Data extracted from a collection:
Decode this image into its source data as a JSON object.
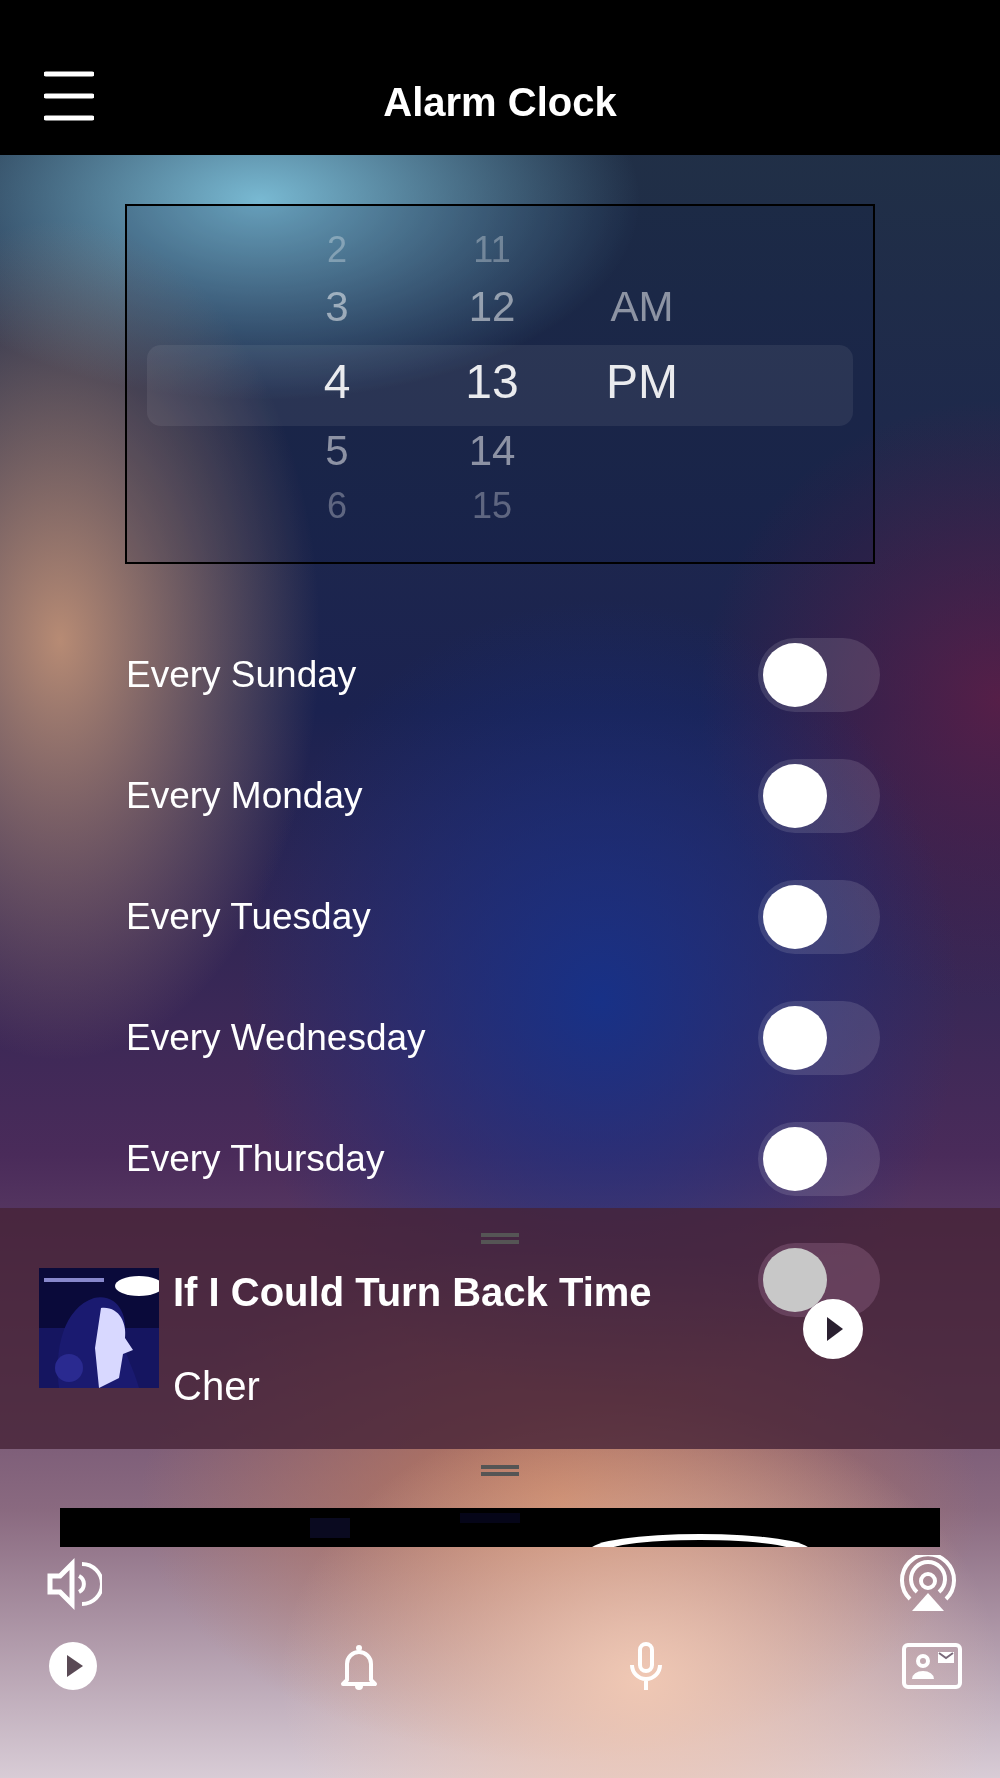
{
  "header": {
    "title": "Alarm Clock"
  },
  "time_picker": {
    "columns": [
      {
        "kind": "hour",
        "items": [
          {
            "label": "2",
            "selected": false
          },
          {
            "label": "3",
            "selected": false
          },
          {
            "label": "4",
            "selected": true
          },
          {
            "label": "5",
            "selected": false
          },
          {
            "label": "6",
            "selected": false
          }
        ]
      },
      {
        "kind": "minute",
        "items": [
          {
            "label": "11",
            "selected": false
          },
          {
            "label": "12",
            "selected": false
          },
          {
            "label": "13",
            "selected": true
          },
          {
            "label": "14",
            "selected": false
          },
          {
            "label": "15",
            "selected": false
          }
        ]
      },
      {
        "kind": "period",
        "items": [
          {
            "label": "AM",
            "selected": false
          },
          {
            "label": "PM",
            "selected": true
          }
        ]
      }
    ]
  },
  "repeat_days": [
    {
      "label": "Every Sunday",
      "on": false
    },
    {
      "label": "Every Monday",
      "on": false
    },
    {
      "label": "Every Tuesday",
      "on": false
    },
    {
      "label": "Every Wednesday",
      "on": false
    },
    {
      "label": "Every Thursday",
      "on": false
    },
    {
      "on": false
    }
  ],
  "now_playing": {
    "title": "If I Could Turn Back Time",
    "artist": "Cher"
  }
}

THE EXERCISE:
What is the number of lines in the records that contain the word "Every"? Answer with the number and nothing else.

EXERCISE RESULT:
5